::: MATERIAL FOR THE TASK :::
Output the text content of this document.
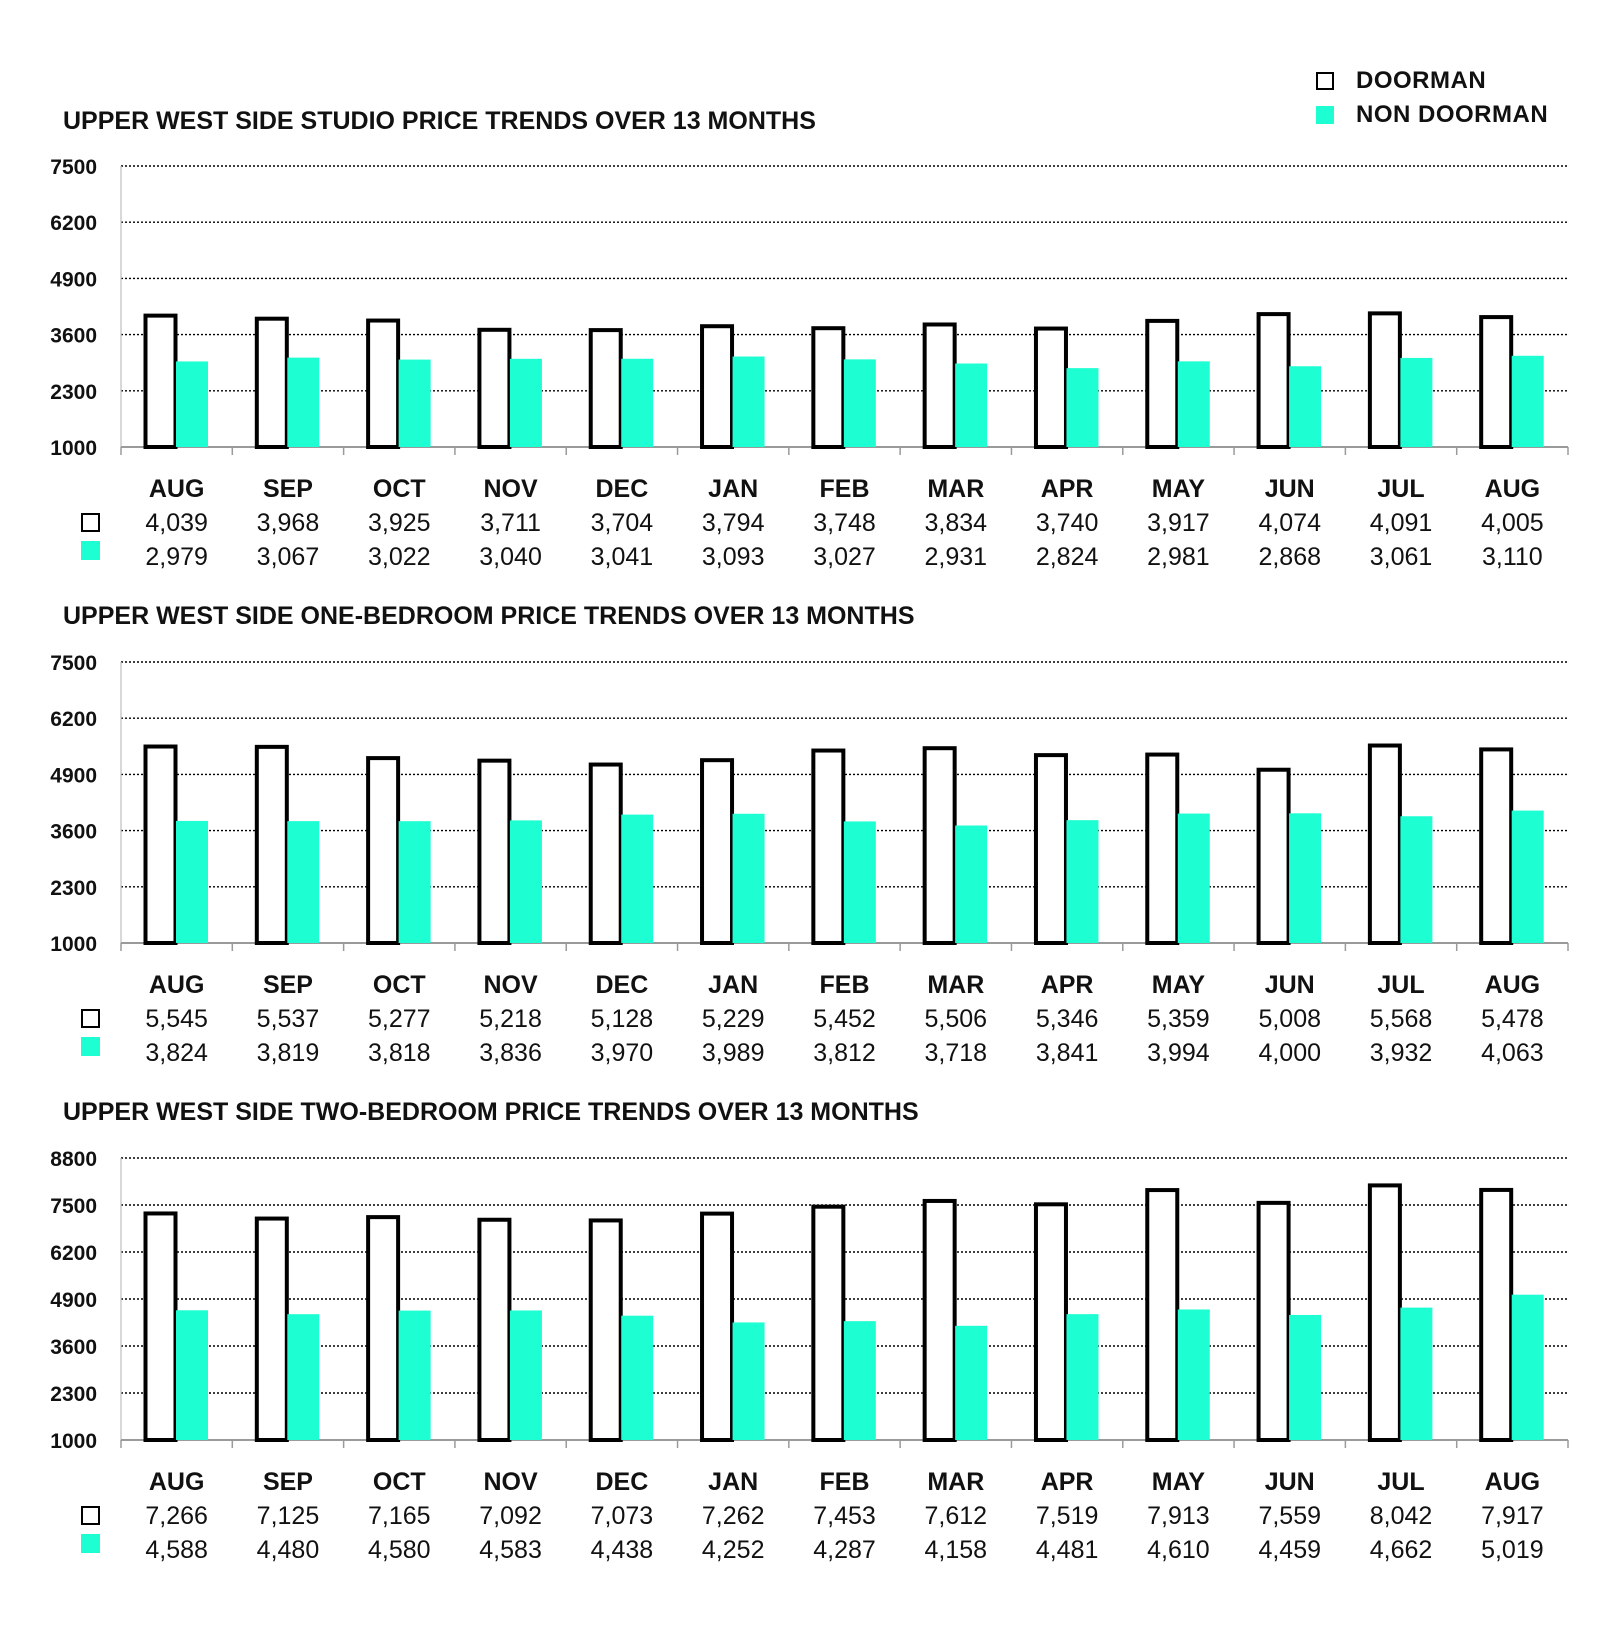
DOORMAN
NON DOORMAN
UPPER WEST SIDE STUDIO PRICE TRENDS OVER 13 MONTHS
1000
2300
3600
4900
6200
7500
AUG
4,039
2,979
SEP
3,968
3,067
OCT
3,925
3,022
NOV
3,711
3,040
DEC
3,704
3,041
JAN
3,794
3,093
FEB
3,748
3,027
MAR
3,834
2,931
APR
3,740
2,824
MAY
3,917
2,981
JUN
4,074
2,868
JUL
4,091
3,061
AUG
4,005
3,110
UPPER WEST SIDE ONE-BEDROOM PRICE TRENDS OVER 13 MONTHS
1000
2300
3600
4900
6200
7500
AUG
5,545
3,824
SEP
5,537
3,819
OCT
5,277
3,818
NOV
5,218
3,836
DEC
5,128
3,970
JAN
5,229
3,989
FEB
5,452
3,812
MAR
5,506
3,718
APR
5,346
3,841
MAY
5,359
3,994
JUN
5,008
4,000
JUL
5,568
3,932
AUG
5,478
4,063
UPPER WEST SIDE TWO-BEDROOM PRICE TRENDS OVER 13 MONTHS
1000
2300
3600
4900
6200
7500
8800
AUG
7,266
4,588
SEP
7,125
4,480
OCT
7,165
4,580
NOV
7,092
4,583
DEC
7,073
4,438
JAN
7,262
4,252
FEB
7,453
4,287
MAR
7,612
4,158
APR
7,519
4,481
MAY
7,913
4,610
JUN
7,559
4,459
JUL
8,042
4,662
AUG
7,917
5,019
:::
**SHORT EXERCISE**
Give back every line exactly as it stands, pictures excluded.

**RESPONSE TO THE EXERCISE**
Output the text content of this document.
DOORMAN
NON DOORMAN
UPPER WEST SIDE STUDIO PRICE TRENDS OVER 13 MONTHS
1000
2300
3600
4900
6200
7500
AUG
4,039
2,979
SEP
3,968
3,067
OCT
3,925
3,022
NOV
3,711
3,040
DEC
3,704
3,041
JAN
3,794
3,093
FEB
3,748
3,027
MAR
3,834
2,931
APR
3,740
2,824
MAY
3,917
2,981
JUN
4,074
2,868
JUL
4,091
3,061
AUG
4,005
3,110
UPPER WEST SIDE ONE-BEDROOM PRICE TRENDS OVER 13 MONTHS
1000
2300
3600
4900
6200
7500
AUG
5,545
3,824
SEP
5,537
3,819
OCT
5,277
3,818
NOV
5,218
3,836
DEC
5,128
3,970
JAN
5,229
3,989
FEB
5,452
3,812
MAR
5,506
3,718
APR
5,346
3,841
MAY
5,359
3,994
JUN
5,008
4,000
JUL
5,568
3,932
AUG
5,478
4,063
UPPER WEST SIDE TWO-BEDROOM PRICE TRENDS OVER 13 MONTHS
1000
2300
3600
4900
6200
7500
8800
AUG
7,266
4,588
SEP
7,125
4,480
OCT
7,165
4,580
NOV
7,092
4,583
DEC
7,073
4,438
JAN
7,262
4,252
FEB
7,453
4,287
MAR
7,612
4,158
APR
7,519
4,481
MAY
7,913
4,610
JUN
7,559
4,459
JUL
8,042
4,662
AUG
7,917
5,019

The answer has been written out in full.